Count each line below that has "colors" anywhere in it. Answer with the total alone.

Data tied to figure images:
# # #

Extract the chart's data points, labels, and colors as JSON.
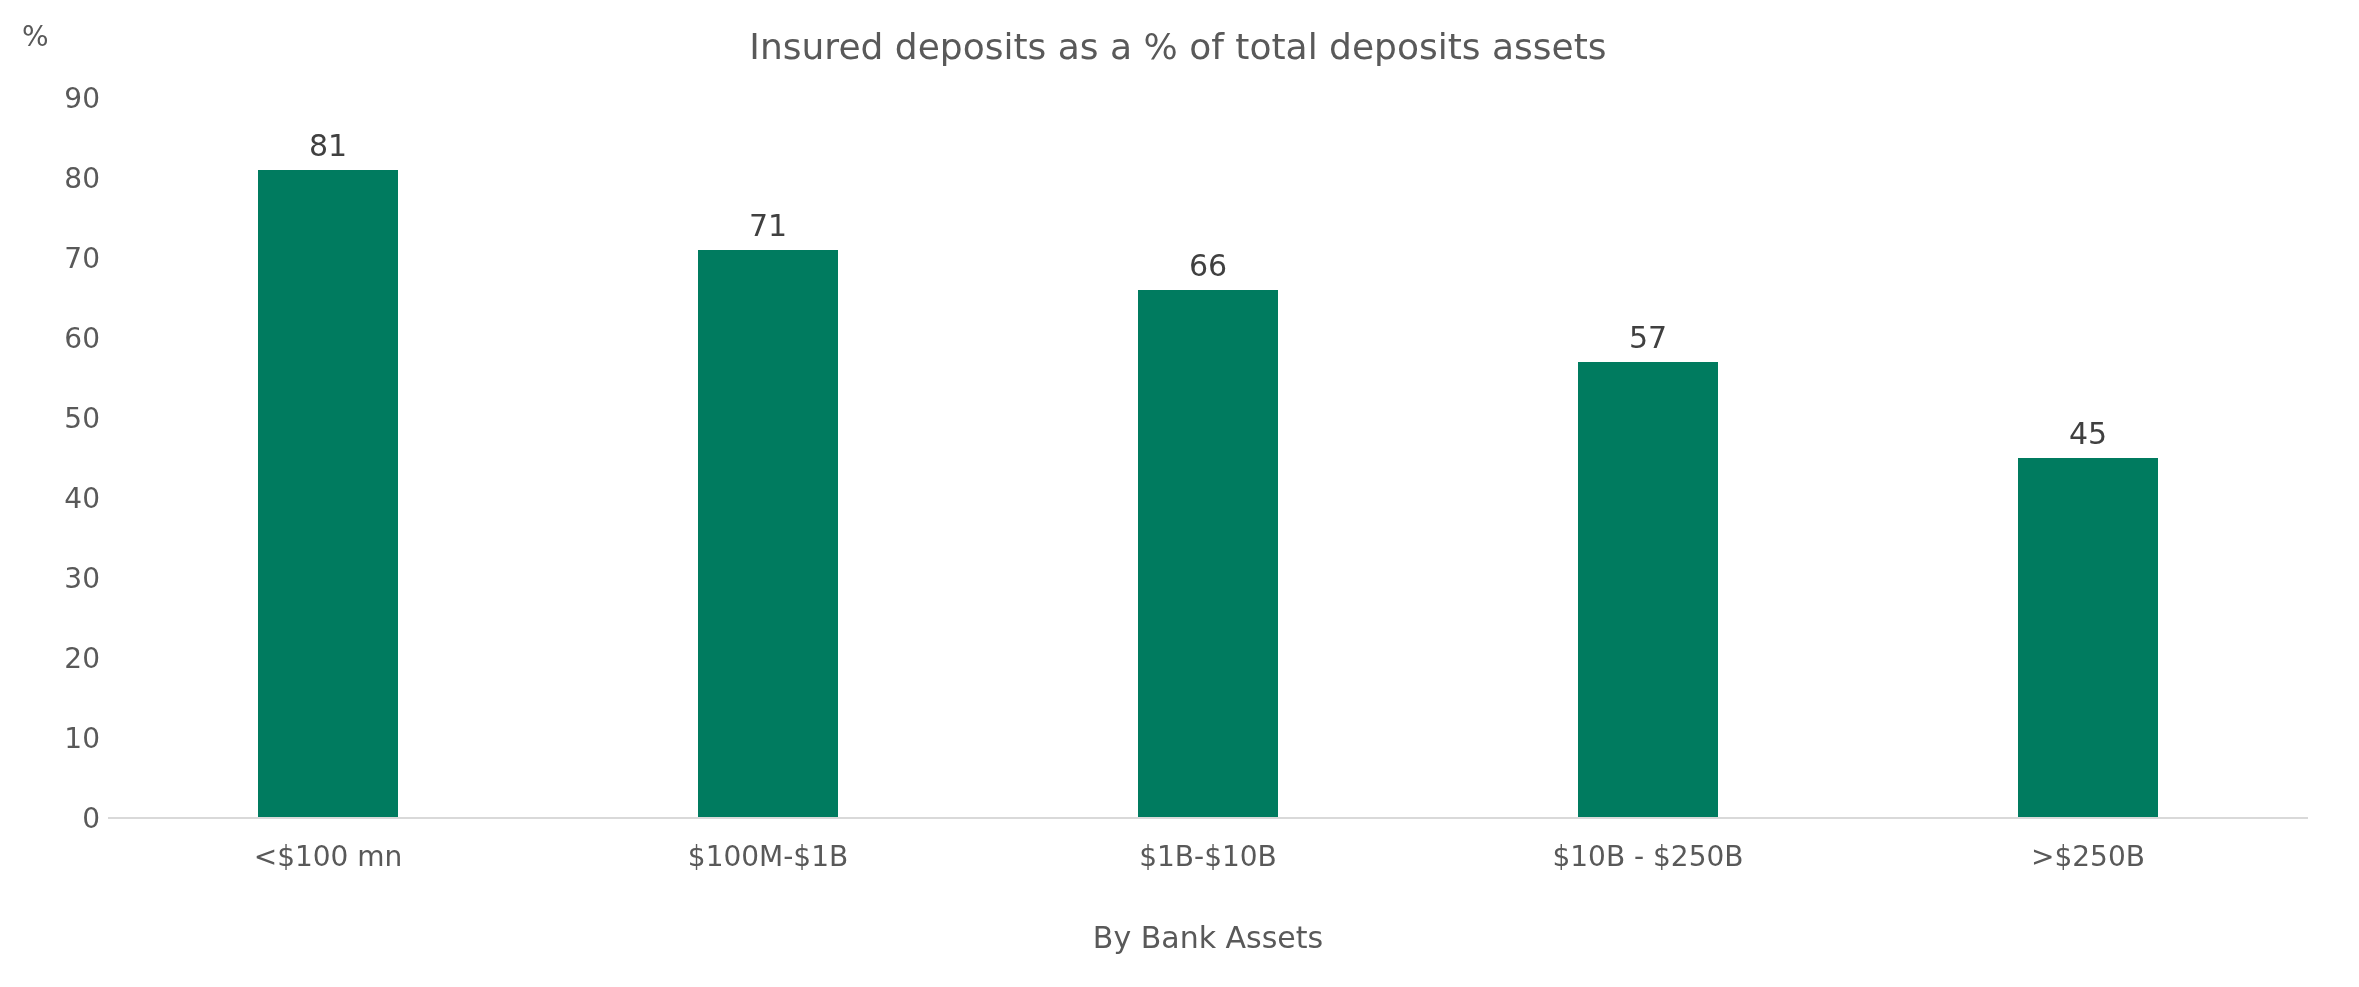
{
  "chart_data": {
    "type": "bar",
    "title": "Insured deposits as a % of total deposits assets",
    "ylabel": "%",
    "xlabel": "By Bank Assets",
    "categories": [
      "<$100 mn",
      "$100M-$1B",
      "$1B-$10B",
      "$10B - $250B",
      ">$250B"
    ],
    "values": [
      81,
      71,
      66,
      57,
      45
    ],
    "color": "#007b5f",
    "ylim": [
      0,
      90
    ],
    "yticks": [
      0,
      10,
      20,
      30,
      40,
      50,
      60,
      70,
      80,
      90
    ],
    "grid": false,
    "data_labels": true
  }
}
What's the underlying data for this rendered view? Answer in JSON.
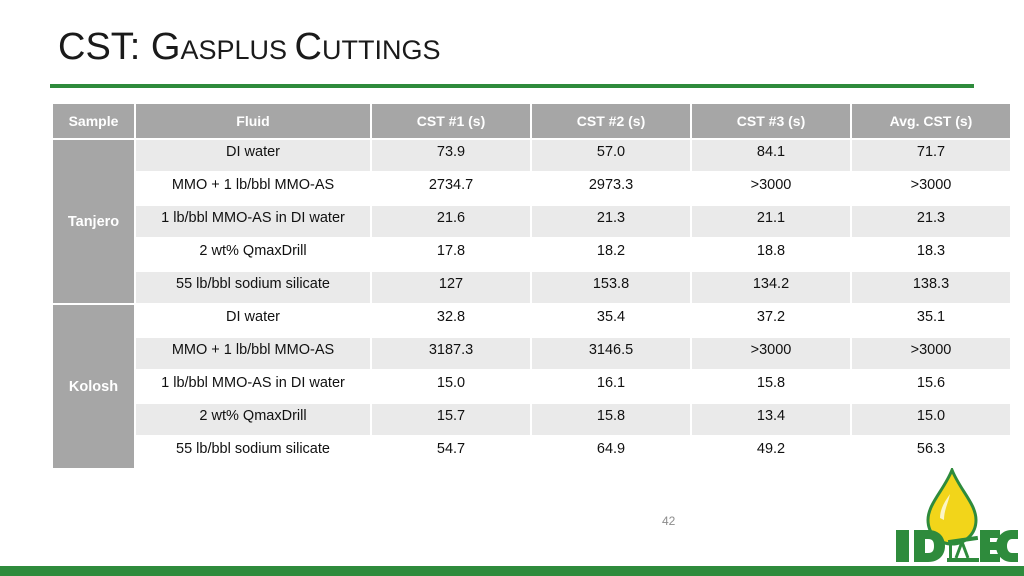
{
  "slide": {
    "title_main": "CST: ",
    "title_cap1": "G",
    "title_small1": "asplus ",
    "title_cap2": "C",
    "title_small2": "uttings",
    "page_number": "42",
    "logo_text": "IDEC"
  },
  "table": {
    "headers": [
      "Sample",
      "Fluid",
      "CST #1 (s)",
      "CST #2 (s)",
      "CST #3 (s)",
      "Avg. CST (s)"
    ],
    "groups": [
      {
        "sample": "Tanjero",
        "rows": [
          {
            "fluid": "DI water",
            "cst1": "73.9",
            "cst2": "57.0",
            "cst3": "84.1",
            "avg": "71.7"
          },
          {
            "fluid": "MMO + 1 lb/bbl MMO-AS",
            "cst1": "2734.7",
            "cst2": "2973.3",
            "cst3": ">3000",
            "avg": ">3000"
          },
          {
            "fluid": "1 lb/bbl MMO-AS in DI water",
            "cst1": "21.6",
            "cst2": "21.3",
            "cst3": "21.1",
            "avg": "21.3"
          },
          {
            "fluid": "2 wt% QmaxDrill",
            "cst1": "17.8",
            "cst2": "18.2",
            "cst3": "18.8",
            "avg": "18.3"
          },
          {
            "fluid": "55 lb/bbl sodium silicate",
            "cst1": "127",
            "cst2": "153.8",
            "cst3": "134.2",
            "avg": "138.3"
          }
        ]
      },
      {
        "sample": "Kolosh",
        "rows": [
          {
            "fluid": "DI water",
            "cst1": "32.8",
            "cst2": "35.4",
            "cst3": "37.2",
            "avg": "35.1"
          },
          {
            "fluid": "MMO + 1 lb/bbl MMO-AS",
            "cst1": "3187.3",
            "cst2": "3146.5",
            "cst3": ">3000",
            "avg": ">3000"
          },
          {
            "fluid": "1 lb/bbl MMO-AS in DI water",
            "cst1": "15.0",
            "cst2": "16.1",
            "cst3": "15.8",
            "avg": "15.6"
          },
          {
            "fluid": "2 wt% QmaxDrill",
            "cst1": "15.7",
            "cst2": "15.8",
            "cst3": "13.4",
            "avg": "15.0"
          },
          {
            "fluid": "55 lb/bbl sodium silicate",
            "cst1": "54.7",
            "cst2": "64.9",
            "cst3": "49.2",
            "avg": "56.3"
          }
        ]
      }
    ]
  },
  "colors": {
    "accent_green": "#2e8b3c",
    "header_gray": "#a6a6a6",
    "row_alt": "#eaeaea",
    "logo_yellow": "#f2d51a"
  }
}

# # #

**Correct answer**
2